### WHAT IS ASKED
Find out how many lines of the material contain the string "date" and give only that figure.
>> start RECORD SET
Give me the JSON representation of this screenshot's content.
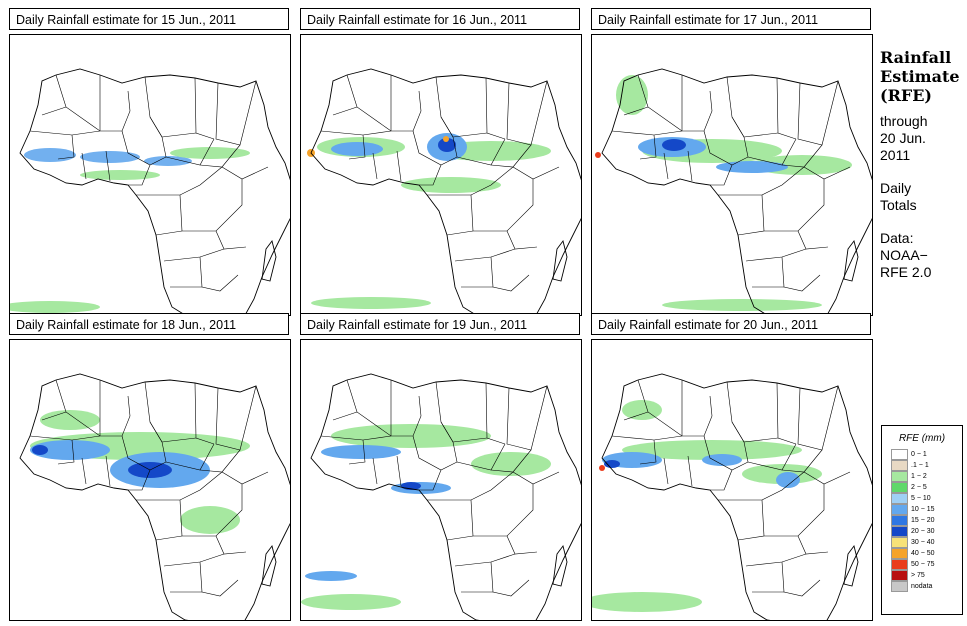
{
  "panels": [
    {
      "title": "Daily Rainfall estimate for  15 Jun., 2011",
      "date": "15 Jun., 2011"
    },
    {
      "title": "Daily Rainfall estimate for  16 Jun., 2011",
      "date": "16 Jun., 2011"
    },
    {
      "title": "Daily Rainfall estimate for  17 Jun., 2011",
      "date": "17 Jun., 2011"
    },
    {
      "title": "Daily Rainfall estimate for  18 Jun., 2011",
      "date": "18 Jun., 2011"
    },
    {
      "title": "Daily Rainfall estimate for  19 Jun., 2011",
      "date": "19 Jun., 2011"
    },
    {
      "title": "Daily Rainfall estimate for  20 Jun., 2011",
      "date": "20 Jun., 2011"
    }
  ],
  "side": {
    "title_line1": "Rainfall",
    "title_line2": "Estimate",
    "title_line3": "(RFE)",
    "through_line1": "through",
    "through_line2": "20 Jun.",
    "through_line3": "2011",
    "totals_line1": "Daily",
    "totals_line2": "Totals",
    "data_line1": "Data:",
    "data_line2": "NOAA−",
    "data_line3": "RFE 2.0"
  },
  "legend": {
    "title": "RFE (mm)",
    "items": [
      {
        "label": "0 − 1",
        "color": "#ffffff"
      },
      {
        "label": ".1 − 1",
        "color": "#e8d9c4"
      },
      {
        "label": "1 − 2",
        "color": "#a6e8a0"
      },
      {
        "label": "2 − 5",
        "color": "#5fd86a"
      },
      {
        "label": "5 − 10",
        "color": "#9fd0f5"
      },
      {
        "label": "10 − 15",
        "color": "#63a8ee"
      },
      {
        "label": "15 − 20",
        "color": "#2f77e3"
      },
      {
        "label": "20 − 30",
        "color": "#1448c8"
      },
      {
        "label": "30 − 40",
        "color": "#f7e278"
      },
      {
        "label": "40 − 50",
        "color": "#f5a32a"
      },
      {
        "label": "50 − 75",
        "color": "#ea3c1c"
      },
      {
        "label": "> 75",
        "color": "#b81010"
      },
      {
        "label": "nodata",
        "color": "#c8c8c8"
      }
    ]
  }
}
>> end RECORD SET
### SOLUTION TO THIS PROBLEM
6